> _Text provided_
I haven’t read the article yet. But already have learned that it is impossible to get the whole article on a single page. And that’s nine pages! When I click “Print”, it gives me the same page, one of 9, but without site decoration. OMG, I HATE THIS!!!
I think this article was too obsessed with IP in relation to toys like software and entertainment. Much of modern legislation is also driven by these two economic behemoths.
In the case of software, patents appear to be a problem, because patent offices allow patents that clearly fail the rules of novelty and invention (or perhaps the bar is too low given current techonolgy levels). Copyright on software isn’t a big problem, who cares if Bill Gate’s great grandkids will still own exclusive copyrights on MS-DOS.
Entertainment is more nebulous, certainly some entertainment retains some financial value almost indefinitely, but most is like computer games (arguably one of least valuable IP investments).
In fifty years, IP patents on software will probably be a moot point. All the useful software patents will probably be long gone and new patents will be rare and probably licensed to as many people as possible.
Copyright will linger on but most IP on entertainment loses value on a slightly longer timescale than patents. I would be more worried what happens with copyright if people stop dying. 70 years beyond 3 centuries of waiting for Eminem to croak could be a real problem.
The future usually lies somewhere between the Doom and Gloom merchants and those who believe Moore’s law is eternal and unavoidable. Only time will tell.
Comparing the ownership of a product to that of land is kind of pointless, since they cannot be looked at the same way. Whether or not you agree that land can be owned by any one person, how can you not believe that I should own something that I make, or that I have compensated the person who did make it? If the source code to software is made just as anything else, why should the maker not be able to own it? People get caught up in this idea that because software exists in a different physical state than, oh let’s say, a car that they are somehow different with regards to ownership.
But just think, the whole FSF and GNU projects came into being because RMS had some crazy belief that he automatically had some right to the source code (which he didn’t create) to a printer driver. This whole topic is pointless to argue because people will believe what they want, no matter how many good and valid points are made to the contrary.
There is benefit for patents in software, especially when you are dealing with something entirely novel and new. A case in point is something like an algorithm for compressing music, let say, that will allow me to retain the qulity of music at a fifth the size of a current mp3. Subject to certain regulations, such as the industry surrently does in the case of dvds, anyone can make a dvd player and license the technology for a SMALL fee.
I must hastily acknowledge that this is difficult with free software, but I think content providers should be the ones to pay for this. So the ordinary user does not pay to decode a song, only the company that does the encoding and makes a profit off it.
However, the patent is much abused by people who apply for vaguely worded patents like “A method of delivering motion pictures to individual computers” without as much providing much detail. I think that no patent application, especially for software, should be allowed to pass without a working prototype for the technology, or at least detailed plans, such as source code in this case. In this way, people can know exactly what to avoid the next time they have their own ‘eureka’ moments. This also encourages patent holders to license their technology favourably, or else have people working around their methods and avoid the fees. Right now, I could develop something that is patented somewhere deep in the USA, and have these patent documents thrown at me after spending much on what I believed to be an original implementation or idea. I would then incur two costs, to develop a technology from scratch, and ironically have to license it anyway.

> _Given records_

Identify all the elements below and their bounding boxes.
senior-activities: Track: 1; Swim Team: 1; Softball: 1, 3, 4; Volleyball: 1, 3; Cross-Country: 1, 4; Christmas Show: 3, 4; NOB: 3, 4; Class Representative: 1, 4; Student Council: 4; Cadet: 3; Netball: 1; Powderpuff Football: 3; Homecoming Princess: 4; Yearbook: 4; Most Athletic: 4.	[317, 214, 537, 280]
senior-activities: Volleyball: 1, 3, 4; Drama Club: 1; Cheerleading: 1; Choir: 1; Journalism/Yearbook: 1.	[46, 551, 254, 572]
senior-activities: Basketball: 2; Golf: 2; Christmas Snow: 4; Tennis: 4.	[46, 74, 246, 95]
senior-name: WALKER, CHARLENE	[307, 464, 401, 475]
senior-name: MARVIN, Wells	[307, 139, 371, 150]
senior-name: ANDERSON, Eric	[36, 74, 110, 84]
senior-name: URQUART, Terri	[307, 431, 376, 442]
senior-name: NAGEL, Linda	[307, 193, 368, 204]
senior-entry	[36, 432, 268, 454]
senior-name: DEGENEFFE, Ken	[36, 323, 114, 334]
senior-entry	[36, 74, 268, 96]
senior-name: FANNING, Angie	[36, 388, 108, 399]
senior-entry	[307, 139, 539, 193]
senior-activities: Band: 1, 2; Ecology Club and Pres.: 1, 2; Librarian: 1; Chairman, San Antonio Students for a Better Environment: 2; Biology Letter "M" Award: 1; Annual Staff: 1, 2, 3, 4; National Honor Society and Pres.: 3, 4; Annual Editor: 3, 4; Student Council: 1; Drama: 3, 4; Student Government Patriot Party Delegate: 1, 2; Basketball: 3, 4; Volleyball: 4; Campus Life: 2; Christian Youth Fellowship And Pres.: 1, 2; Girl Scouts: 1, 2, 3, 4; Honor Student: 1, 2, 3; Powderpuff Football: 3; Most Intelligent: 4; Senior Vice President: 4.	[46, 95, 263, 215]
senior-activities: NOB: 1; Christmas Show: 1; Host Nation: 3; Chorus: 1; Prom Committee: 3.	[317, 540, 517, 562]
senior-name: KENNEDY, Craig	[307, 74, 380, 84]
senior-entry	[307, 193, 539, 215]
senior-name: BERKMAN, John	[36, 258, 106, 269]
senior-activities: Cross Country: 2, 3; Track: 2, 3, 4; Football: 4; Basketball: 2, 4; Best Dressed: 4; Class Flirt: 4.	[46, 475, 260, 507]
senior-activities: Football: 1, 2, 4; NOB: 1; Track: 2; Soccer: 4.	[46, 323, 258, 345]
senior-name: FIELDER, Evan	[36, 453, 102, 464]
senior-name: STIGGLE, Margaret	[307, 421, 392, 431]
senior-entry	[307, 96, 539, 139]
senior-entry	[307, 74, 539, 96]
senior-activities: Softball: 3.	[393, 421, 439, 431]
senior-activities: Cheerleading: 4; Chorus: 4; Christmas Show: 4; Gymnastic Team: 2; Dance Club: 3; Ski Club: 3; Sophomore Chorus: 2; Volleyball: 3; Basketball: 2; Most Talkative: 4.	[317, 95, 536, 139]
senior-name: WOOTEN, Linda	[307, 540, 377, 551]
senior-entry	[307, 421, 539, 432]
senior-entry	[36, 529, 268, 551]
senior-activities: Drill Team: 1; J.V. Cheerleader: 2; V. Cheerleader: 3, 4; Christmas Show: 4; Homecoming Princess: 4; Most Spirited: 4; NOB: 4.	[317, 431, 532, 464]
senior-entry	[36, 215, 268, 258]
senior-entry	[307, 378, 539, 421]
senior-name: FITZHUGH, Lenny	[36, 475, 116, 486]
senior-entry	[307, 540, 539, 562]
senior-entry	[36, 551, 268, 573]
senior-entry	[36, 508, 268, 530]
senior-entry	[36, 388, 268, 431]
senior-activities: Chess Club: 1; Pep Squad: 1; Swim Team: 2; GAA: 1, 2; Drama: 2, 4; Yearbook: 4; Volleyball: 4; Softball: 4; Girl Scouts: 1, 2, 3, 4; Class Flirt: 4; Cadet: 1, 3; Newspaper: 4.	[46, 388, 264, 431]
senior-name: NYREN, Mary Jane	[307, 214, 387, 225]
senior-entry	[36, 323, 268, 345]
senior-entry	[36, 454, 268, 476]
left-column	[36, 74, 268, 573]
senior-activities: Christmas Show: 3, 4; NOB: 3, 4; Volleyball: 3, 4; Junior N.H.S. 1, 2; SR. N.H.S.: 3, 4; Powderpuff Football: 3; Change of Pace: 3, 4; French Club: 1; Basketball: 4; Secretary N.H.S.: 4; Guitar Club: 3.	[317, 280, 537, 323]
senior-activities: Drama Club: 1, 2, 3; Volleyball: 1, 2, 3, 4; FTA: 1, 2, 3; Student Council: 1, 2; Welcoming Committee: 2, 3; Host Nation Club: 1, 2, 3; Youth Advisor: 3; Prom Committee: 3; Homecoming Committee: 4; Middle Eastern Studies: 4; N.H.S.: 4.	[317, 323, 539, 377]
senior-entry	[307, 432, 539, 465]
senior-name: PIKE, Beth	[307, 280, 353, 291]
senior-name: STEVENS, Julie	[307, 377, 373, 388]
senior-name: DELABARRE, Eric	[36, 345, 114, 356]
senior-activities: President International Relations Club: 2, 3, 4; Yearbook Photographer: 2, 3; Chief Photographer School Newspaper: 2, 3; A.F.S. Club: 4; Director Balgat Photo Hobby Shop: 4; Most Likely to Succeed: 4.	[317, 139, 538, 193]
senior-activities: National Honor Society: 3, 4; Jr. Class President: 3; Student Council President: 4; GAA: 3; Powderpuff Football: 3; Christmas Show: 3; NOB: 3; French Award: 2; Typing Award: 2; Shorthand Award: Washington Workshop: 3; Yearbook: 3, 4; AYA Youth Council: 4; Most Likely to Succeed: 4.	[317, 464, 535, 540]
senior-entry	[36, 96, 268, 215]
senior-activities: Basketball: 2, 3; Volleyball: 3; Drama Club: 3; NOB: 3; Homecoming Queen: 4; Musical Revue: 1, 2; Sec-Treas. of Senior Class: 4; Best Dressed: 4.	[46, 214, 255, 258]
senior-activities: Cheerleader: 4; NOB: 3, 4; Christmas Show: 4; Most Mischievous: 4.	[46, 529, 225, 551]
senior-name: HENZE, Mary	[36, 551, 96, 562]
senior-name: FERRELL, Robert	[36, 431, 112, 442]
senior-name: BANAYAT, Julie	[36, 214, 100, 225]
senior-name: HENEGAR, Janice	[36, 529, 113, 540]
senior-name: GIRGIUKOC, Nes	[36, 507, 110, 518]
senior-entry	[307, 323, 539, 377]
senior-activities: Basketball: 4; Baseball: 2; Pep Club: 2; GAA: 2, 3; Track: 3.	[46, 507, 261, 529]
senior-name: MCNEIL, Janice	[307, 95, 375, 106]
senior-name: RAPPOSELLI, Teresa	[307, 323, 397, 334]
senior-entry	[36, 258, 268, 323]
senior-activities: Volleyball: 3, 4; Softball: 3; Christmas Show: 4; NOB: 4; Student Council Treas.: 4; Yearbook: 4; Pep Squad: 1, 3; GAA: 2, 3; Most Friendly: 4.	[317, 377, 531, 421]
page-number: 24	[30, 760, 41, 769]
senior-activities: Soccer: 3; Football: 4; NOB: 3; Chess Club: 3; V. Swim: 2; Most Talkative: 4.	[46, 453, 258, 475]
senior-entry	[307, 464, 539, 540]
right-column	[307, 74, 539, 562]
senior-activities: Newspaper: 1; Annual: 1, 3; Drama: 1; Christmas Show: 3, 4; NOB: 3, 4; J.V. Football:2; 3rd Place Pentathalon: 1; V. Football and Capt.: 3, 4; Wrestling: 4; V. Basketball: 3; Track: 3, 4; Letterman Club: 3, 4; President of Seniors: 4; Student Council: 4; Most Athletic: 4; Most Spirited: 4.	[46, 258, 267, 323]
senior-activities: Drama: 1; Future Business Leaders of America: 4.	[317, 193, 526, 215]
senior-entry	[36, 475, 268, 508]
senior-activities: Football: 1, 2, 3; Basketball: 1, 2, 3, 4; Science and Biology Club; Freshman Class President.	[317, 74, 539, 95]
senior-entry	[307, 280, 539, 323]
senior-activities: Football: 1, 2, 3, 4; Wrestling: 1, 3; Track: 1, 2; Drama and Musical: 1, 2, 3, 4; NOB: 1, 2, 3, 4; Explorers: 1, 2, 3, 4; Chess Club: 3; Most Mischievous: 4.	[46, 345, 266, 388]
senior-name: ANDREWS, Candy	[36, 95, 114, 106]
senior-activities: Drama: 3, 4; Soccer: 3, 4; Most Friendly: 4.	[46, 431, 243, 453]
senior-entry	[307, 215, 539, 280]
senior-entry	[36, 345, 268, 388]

> _Required work_
Extend the reader comments on intellectual property and software patents, picking up right after their final sentence.

> _Expected answer_
I would propose a few remedies for the current patent system, especially with regardss to software.
1. Unlicensed patents should enter public domain far quicker than licensed patents.
2. Patents should have an application in a certain period of time before they lapse. This should be much quicker too than the normal. Like 5 years instead of 17.
3. People should have full access to the patents and be allowed to work around them. If a patent really solves a problem in a novel and cost effective way, it will be cheaper to license it than to work around the patent. This will also ensure that patents are licensed reasonably.
4. A patent aplication should be accompanied by a reasonable description of the technology to be patented, something not vague. This requirement could be something like a plan, a blueprint, or the source code for your algorithm in the case of software. There must be evidence of testing your design.
5. Frivolous patents must attract a charge for wasting the patent office’s time. This charge would become payable once you try to file another patent. Something quite punitive would be in order.
6. Losses in a patent suit by a patent holder should be borne by the holder. This discourages speculative lawsuits where someone sues in the hope of forcing a settlement, or just seeing what the outcome will be.
7. Nothing should be allowed to be protected by poth patent and by copyright. The act of applying for a patent should render copyright on that disallowed. Thus you could not have double protection for software items.
This whole software is information nonsense get annoying too. Software is, for the most part, an implementation of an idea just a an airplane is an implementation of the idea of human flight. An application’s source code show how that software was implemented. So does that mean that if I can take apart an airplane and learn how it works that it no longer can be considered an object that can be owned but should now be looked at as information?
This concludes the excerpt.